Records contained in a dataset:
------------------------------------------------------------

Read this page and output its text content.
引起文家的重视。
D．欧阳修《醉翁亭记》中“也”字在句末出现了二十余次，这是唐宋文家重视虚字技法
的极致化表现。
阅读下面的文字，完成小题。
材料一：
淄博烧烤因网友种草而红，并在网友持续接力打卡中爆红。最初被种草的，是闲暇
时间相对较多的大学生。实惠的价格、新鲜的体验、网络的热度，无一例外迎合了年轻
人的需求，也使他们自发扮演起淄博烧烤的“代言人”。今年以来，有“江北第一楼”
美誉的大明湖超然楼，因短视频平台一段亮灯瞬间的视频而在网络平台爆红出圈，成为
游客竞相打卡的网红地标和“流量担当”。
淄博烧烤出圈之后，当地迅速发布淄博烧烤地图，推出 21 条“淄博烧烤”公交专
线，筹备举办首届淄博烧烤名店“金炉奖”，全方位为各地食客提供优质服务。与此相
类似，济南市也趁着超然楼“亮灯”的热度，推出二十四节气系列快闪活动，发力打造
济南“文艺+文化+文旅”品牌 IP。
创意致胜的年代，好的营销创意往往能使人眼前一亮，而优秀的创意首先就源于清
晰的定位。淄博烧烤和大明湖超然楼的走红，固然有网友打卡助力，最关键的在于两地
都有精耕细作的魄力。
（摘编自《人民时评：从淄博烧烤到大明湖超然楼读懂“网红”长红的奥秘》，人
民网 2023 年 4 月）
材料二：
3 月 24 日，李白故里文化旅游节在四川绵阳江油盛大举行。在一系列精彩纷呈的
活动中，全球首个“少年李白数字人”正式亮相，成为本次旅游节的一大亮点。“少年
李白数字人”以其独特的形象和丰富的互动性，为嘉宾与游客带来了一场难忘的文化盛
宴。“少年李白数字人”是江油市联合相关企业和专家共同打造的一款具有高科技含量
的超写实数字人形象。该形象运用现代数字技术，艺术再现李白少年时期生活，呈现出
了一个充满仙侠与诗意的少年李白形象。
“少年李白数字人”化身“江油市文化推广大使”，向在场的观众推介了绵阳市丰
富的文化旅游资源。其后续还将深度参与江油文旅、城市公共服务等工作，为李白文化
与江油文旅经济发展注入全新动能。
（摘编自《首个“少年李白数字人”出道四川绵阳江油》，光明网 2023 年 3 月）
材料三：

------------------------------------------------------------

Task to carry out :: Give the count of lines in the data above that hold the string "少年李白数字人", with no additional words.

Output :: 4